:: EXERCISE INSTRUCTIONS ::
How many lines of the entries below include the word "screenshot"? Answer with the number alone.

:: EXTRACTED ENTRIES ::
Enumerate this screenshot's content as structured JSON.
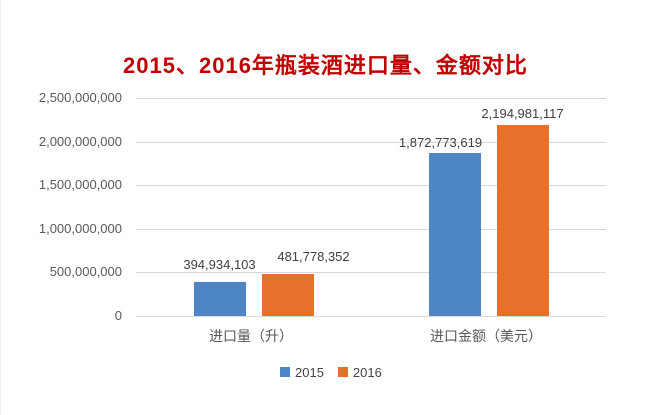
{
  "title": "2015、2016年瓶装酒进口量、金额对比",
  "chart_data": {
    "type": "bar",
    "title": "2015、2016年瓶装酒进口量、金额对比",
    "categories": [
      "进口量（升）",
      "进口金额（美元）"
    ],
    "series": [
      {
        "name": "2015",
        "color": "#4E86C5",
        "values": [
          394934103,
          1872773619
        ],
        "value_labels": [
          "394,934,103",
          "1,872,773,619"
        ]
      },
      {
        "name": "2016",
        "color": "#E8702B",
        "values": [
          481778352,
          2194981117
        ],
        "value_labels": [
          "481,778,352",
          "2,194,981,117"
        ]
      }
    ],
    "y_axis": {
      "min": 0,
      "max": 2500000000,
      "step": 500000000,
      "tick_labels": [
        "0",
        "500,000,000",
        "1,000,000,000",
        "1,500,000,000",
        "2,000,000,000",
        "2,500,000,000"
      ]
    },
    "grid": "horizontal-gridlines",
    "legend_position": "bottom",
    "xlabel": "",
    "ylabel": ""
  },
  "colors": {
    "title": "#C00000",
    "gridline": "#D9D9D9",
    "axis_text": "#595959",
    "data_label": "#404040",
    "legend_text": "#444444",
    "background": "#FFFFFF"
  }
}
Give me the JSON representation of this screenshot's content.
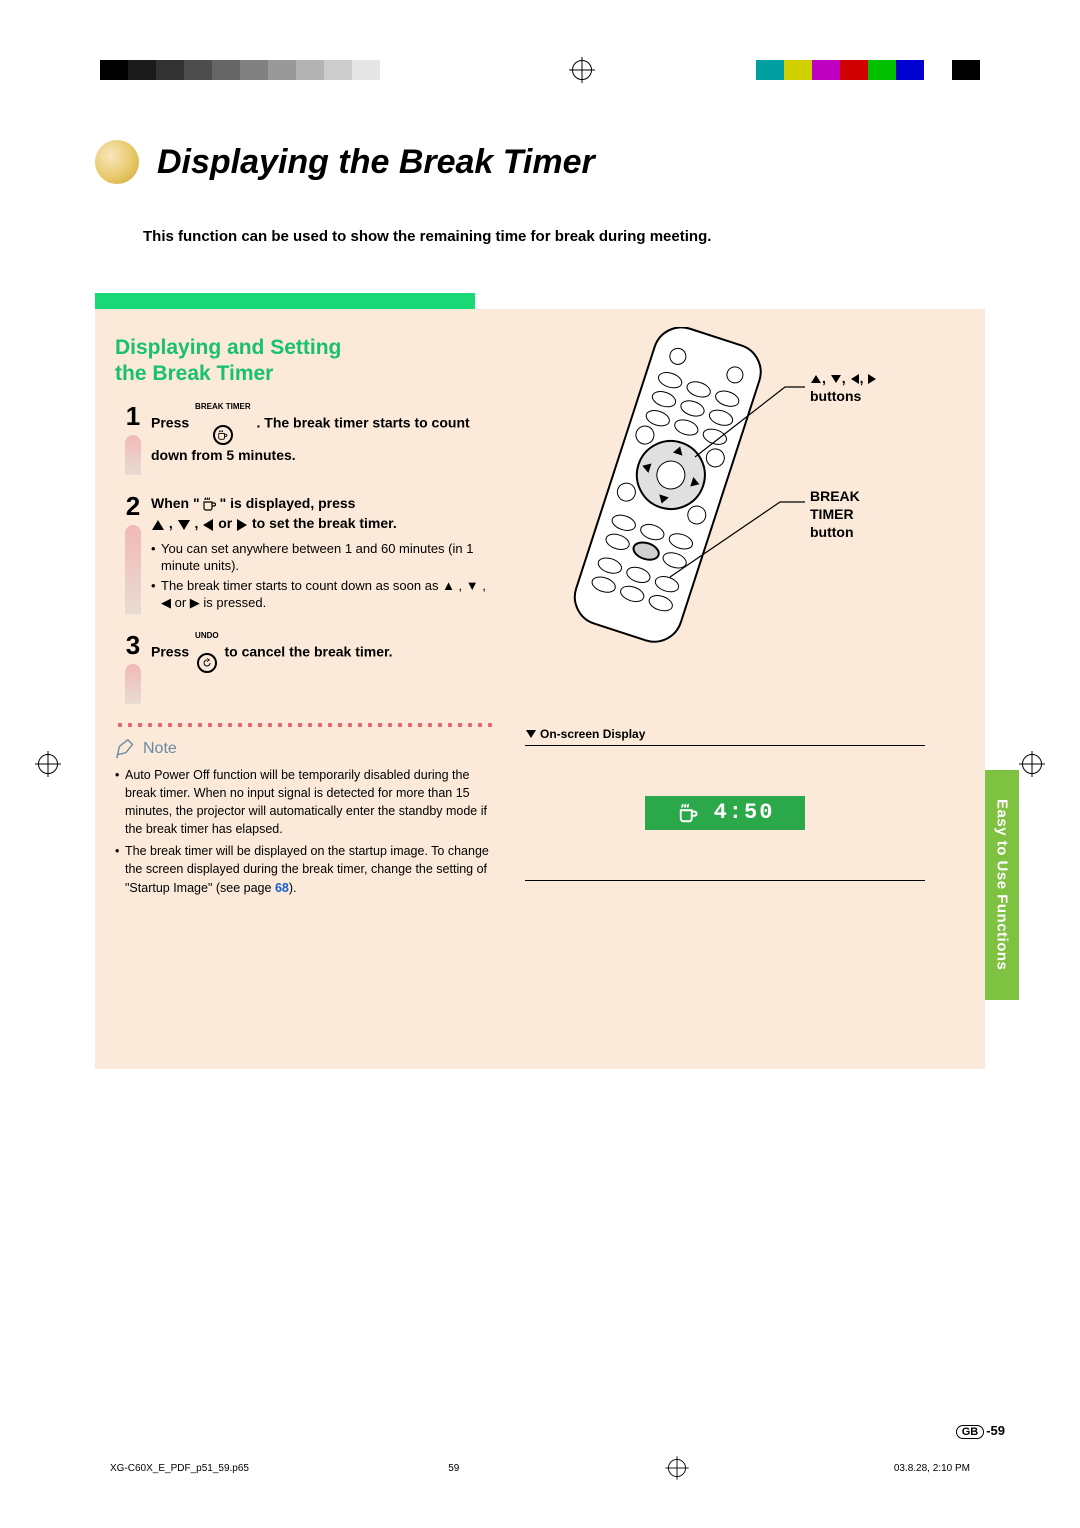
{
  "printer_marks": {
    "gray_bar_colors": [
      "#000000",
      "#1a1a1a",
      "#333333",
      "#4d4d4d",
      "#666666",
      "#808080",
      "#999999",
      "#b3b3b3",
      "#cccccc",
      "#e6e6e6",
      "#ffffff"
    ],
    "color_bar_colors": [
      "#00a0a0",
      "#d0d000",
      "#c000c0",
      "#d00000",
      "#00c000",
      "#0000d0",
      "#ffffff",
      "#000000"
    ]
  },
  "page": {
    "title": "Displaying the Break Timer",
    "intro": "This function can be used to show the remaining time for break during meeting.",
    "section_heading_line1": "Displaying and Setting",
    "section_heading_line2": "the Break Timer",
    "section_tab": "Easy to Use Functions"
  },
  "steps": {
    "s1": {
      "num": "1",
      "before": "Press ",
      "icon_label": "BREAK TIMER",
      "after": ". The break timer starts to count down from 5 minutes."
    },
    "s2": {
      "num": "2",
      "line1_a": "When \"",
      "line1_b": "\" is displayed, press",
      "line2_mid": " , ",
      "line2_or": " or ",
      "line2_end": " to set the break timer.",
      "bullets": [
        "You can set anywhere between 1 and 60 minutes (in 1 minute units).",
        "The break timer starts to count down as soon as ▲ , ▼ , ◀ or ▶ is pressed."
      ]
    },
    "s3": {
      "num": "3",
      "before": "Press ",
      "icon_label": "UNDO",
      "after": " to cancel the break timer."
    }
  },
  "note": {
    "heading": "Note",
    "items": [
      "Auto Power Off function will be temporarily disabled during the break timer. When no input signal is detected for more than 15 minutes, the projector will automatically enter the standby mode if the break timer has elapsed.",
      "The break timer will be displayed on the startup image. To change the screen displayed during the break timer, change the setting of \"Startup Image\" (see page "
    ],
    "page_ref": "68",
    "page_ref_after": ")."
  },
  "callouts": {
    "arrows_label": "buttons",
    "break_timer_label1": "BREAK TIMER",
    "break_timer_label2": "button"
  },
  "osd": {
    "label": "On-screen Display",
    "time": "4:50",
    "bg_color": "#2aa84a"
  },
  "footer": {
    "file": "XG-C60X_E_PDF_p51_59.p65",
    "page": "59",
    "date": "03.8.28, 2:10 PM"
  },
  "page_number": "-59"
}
--
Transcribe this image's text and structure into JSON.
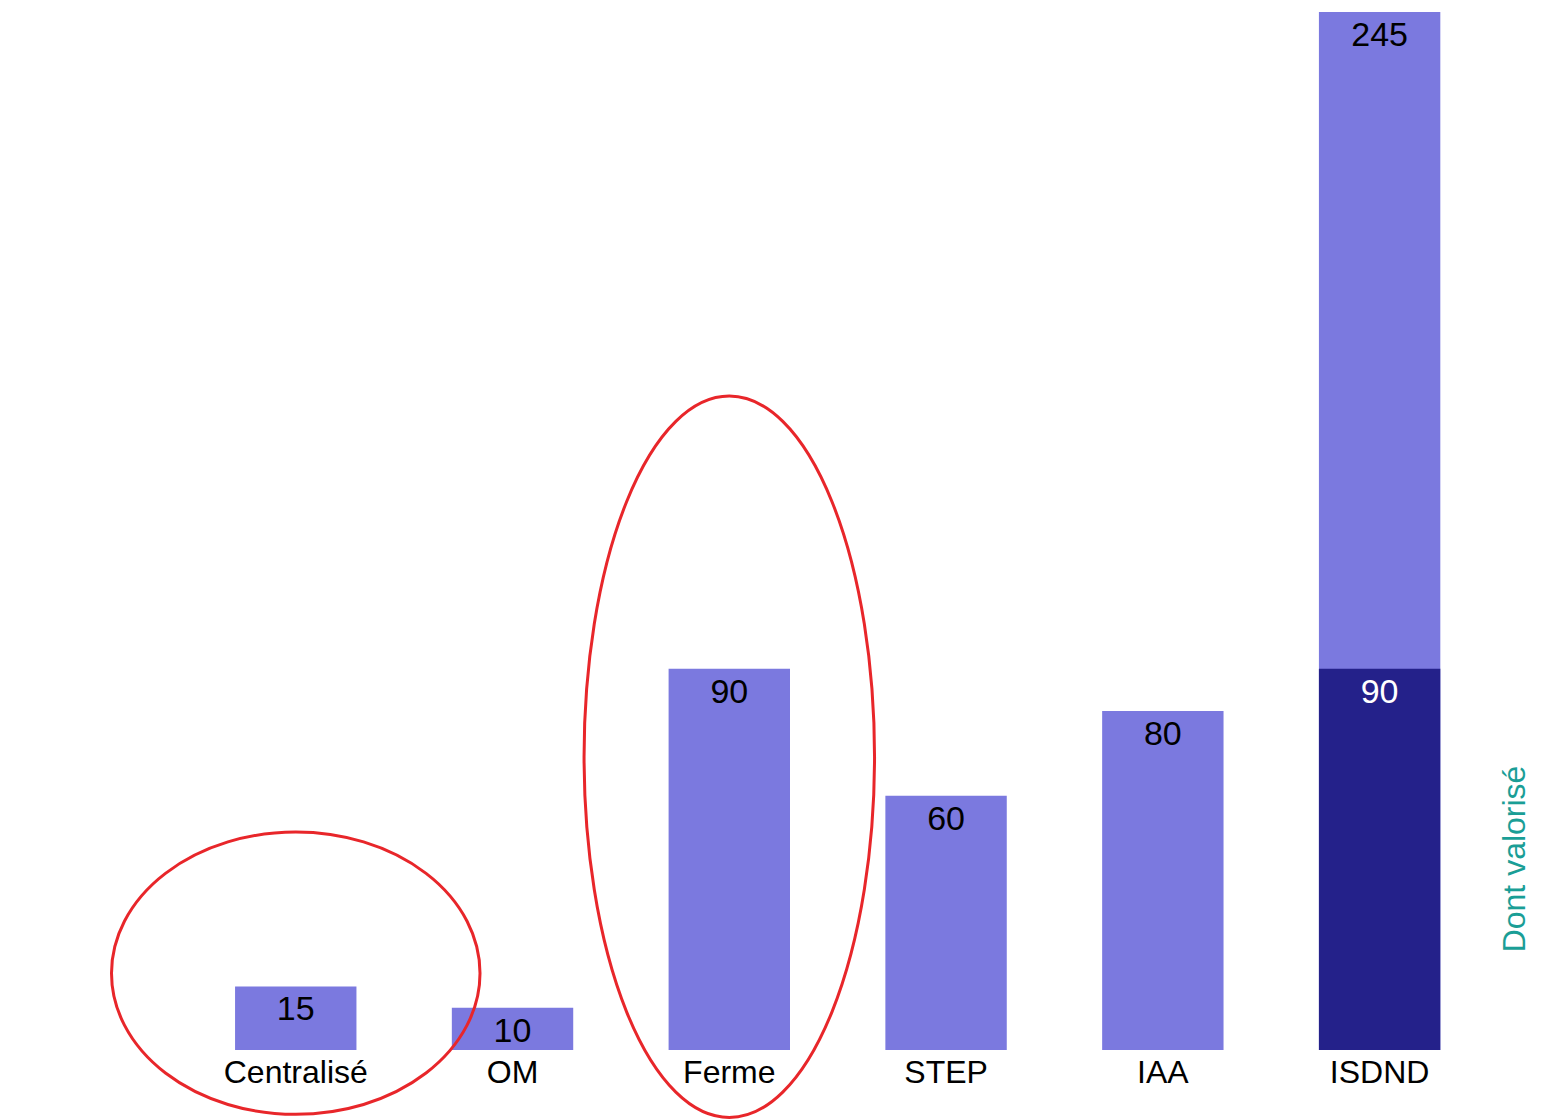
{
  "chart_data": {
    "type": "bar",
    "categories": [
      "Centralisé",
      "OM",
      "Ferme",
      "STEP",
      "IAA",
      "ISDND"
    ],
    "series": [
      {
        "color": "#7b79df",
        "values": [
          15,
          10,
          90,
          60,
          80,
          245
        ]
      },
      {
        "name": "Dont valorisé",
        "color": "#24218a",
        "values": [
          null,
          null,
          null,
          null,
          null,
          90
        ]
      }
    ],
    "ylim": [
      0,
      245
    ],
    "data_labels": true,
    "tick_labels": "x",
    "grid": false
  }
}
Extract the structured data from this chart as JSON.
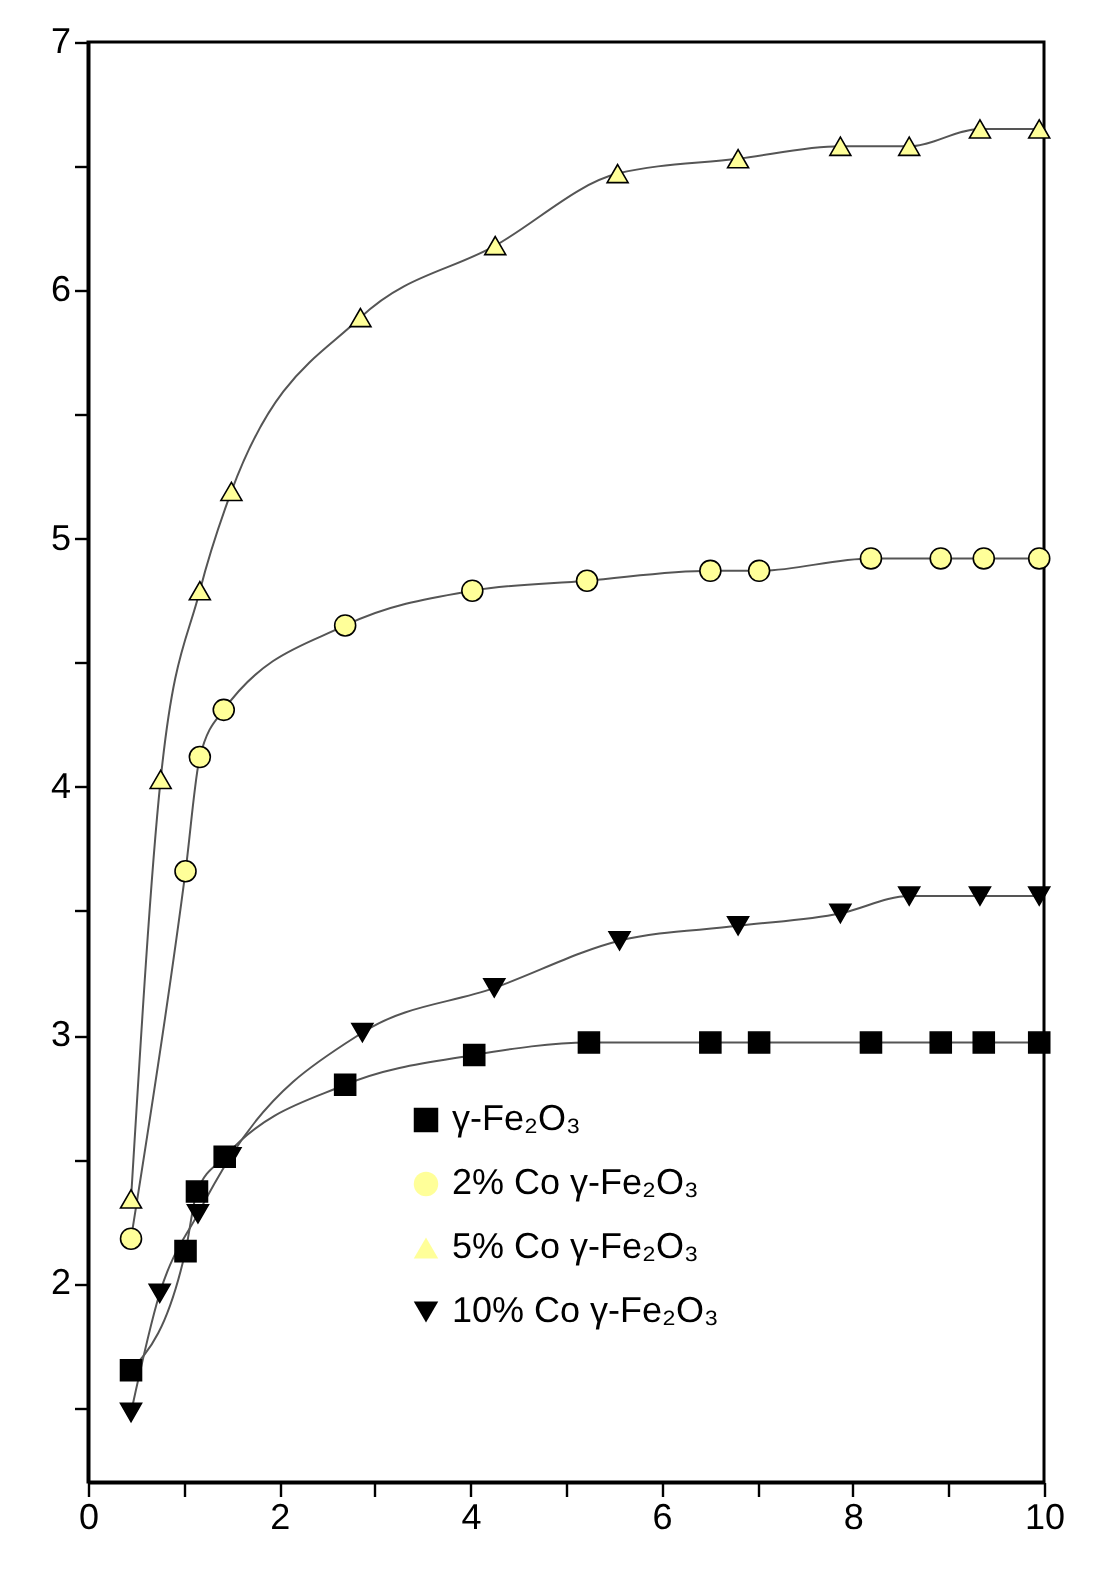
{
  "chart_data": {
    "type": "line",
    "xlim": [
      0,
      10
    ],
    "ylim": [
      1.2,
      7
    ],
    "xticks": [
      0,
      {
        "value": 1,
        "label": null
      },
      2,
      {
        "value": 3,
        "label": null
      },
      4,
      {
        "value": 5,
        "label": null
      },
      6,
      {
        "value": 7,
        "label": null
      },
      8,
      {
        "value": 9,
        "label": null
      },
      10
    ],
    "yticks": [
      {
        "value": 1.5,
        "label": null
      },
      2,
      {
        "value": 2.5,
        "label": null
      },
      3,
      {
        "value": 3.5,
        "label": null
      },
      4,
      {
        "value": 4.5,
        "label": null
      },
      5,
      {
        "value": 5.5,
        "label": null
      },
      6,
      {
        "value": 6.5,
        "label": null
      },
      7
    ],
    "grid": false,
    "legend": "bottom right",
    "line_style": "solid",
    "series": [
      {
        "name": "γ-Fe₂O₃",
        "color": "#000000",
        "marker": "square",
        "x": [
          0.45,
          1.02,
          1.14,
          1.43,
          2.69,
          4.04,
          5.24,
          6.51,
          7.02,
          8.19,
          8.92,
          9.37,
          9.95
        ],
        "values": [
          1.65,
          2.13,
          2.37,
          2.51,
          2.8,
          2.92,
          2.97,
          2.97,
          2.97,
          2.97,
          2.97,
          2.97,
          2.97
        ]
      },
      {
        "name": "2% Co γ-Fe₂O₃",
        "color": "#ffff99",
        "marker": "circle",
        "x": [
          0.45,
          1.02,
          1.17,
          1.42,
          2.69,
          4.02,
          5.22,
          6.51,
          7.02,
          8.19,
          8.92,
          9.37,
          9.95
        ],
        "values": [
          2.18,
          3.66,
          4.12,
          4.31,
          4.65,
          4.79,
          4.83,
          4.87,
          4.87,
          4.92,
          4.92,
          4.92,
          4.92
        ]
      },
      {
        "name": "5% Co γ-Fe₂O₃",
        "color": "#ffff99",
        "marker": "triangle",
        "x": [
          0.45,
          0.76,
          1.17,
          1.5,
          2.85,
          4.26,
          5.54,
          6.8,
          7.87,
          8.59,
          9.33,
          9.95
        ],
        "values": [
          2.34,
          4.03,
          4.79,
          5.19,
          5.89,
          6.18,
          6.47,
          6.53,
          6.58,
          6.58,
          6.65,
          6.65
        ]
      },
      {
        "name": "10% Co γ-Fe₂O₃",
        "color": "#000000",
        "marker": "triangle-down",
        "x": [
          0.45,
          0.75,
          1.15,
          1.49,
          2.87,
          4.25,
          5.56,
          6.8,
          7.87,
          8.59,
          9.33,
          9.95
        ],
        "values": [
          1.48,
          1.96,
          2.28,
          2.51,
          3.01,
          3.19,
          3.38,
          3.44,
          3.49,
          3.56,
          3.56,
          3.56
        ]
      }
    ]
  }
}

:: EXERCISE SOLUTION ::
2